[Data items]
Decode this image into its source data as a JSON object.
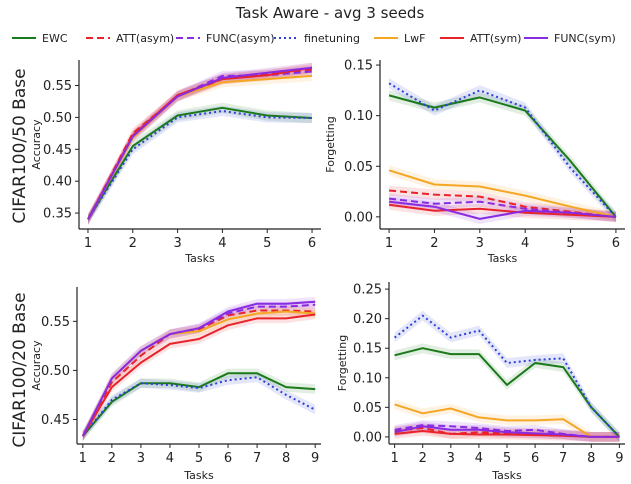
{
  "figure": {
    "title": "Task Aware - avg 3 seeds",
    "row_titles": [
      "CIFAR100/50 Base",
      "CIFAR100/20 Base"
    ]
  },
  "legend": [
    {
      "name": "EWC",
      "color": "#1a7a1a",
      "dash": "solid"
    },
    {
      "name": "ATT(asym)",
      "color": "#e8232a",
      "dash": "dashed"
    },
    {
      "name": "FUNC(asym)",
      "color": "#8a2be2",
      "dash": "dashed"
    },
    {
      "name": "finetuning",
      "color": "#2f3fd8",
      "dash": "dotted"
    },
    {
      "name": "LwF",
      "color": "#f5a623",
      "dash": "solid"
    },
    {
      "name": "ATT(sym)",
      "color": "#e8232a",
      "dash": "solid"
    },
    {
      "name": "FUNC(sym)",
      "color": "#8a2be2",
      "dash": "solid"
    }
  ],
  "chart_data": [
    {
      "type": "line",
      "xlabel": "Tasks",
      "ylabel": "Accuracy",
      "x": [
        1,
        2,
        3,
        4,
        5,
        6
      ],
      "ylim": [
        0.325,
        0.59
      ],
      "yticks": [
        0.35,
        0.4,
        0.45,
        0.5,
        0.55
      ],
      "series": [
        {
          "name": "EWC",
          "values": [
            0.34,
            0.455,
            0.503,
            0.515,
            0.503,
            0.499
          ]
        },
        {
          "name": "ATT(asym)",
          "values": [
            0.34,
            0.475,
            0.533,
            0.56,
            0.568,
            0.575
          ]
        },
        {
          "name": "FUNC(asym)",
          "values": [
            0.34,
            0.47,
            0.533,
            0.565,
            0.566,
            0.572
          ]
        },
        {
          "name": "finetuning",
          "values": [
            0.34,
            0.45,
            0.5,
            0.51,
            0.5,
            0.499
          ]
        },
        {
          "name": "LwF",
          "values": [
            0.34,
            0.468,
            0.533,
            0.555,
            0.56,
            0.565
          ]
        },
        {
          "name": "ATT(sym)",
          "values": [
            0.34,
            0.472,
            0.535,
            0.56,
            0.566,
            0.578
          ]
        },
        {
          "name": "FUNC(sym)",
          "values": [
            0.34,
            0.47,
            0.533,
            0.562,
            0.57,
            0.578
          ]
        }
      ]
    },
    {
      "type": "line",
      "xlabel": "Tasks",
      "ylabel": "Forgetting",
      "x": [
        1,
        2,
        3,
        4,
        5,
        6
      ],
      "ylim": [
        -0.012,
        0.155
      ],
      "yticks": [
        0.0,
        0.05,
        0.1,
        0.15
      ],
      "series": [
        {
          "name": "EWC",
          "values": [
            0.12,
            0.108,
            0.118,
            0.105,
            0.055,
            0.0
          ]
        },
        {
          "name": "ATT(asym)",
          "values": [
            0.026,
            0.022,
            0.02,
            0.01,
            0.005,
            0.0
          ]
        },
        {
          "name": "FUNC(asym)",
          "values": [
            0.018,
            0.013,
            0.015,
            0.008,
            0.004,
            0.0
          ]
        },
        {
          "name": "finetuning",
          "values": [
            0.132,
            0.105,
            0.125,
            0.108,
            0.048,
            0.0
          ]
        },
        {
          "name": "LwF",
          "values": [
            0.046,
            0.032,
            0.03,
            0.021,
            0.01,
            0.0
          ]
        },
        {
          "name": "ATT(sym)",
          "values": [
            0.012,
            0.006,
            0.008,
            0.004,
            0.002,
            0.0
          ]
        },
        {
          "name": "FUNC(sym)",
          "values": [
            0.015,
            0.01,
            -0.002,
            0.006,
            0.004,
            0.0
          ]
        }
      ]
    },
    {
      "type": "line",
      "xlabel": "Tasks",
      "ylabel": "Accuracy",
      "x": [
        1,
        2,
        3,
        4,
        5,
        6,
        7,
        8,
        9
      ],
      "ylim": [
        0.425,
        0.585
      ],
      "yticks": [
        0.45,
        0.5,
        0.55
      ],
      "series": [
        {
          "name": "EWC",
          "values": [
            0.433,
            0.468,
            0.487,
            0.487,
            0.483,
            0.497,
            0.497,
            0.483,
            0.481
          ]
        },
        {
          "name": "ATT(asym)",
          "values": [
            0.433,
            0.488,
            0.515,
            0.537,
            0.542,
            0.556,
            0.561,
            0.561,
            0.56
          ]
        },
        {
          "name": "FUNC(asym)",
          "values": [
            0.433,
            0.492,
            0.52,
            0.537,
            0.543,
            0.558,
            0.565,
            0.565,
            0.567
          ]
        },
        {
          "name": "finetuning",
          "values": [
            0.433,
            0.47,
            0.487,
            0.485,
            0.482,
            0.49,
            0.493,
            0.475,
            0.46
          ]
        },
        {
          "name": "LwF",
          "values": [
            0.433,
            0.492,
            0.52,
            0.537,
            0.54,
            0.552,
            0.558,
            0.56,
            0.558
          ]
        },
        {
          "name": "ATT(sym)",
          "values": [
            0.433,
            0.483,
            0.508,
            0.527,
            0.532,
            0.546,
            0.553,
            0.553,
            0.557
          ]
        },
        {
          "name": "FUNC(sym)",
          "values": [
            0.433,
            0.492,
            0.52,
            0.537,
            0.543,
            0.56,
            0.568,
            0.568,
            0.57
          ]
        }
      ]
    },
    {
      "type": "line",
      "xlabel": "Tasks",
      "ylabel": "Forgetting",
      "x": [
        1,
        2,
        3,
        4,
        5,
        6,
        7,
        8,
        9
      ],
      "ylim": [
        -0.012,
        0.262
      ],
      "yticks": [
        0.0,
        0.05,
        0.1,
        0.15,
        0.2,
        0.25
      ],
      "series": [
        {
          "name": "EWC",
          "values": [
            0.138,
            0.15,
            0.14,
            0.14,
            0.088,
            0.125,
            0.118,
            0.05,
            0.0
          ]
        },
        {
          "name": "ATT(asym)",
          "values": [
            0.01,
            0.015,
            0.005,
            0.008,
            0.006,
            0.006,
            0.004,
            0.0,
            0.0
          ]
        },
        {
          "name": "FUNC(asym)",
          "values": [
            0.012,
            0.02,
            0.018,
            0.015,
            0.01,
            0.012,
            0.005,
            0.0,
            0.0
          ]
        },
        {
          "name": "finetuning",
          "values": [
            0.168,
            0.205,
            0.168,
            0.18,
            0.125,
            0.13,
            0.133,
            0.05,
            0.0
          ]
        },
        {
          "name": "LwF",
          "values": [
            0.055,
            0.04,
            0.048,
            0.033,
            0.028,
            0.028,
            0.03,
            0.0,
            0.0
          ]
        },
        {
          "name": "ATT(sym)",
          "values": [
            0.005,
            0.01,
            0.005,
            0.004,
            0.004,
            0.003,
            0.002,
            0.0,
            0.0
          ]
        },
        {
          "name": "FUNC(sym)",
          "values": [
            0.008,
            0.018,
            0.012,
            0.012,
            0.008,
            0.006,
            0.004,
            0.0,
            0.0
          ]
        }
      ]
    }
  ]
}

What is expected: Determine how many lines of the data contain "color" and give nothing but that number.

The response: 7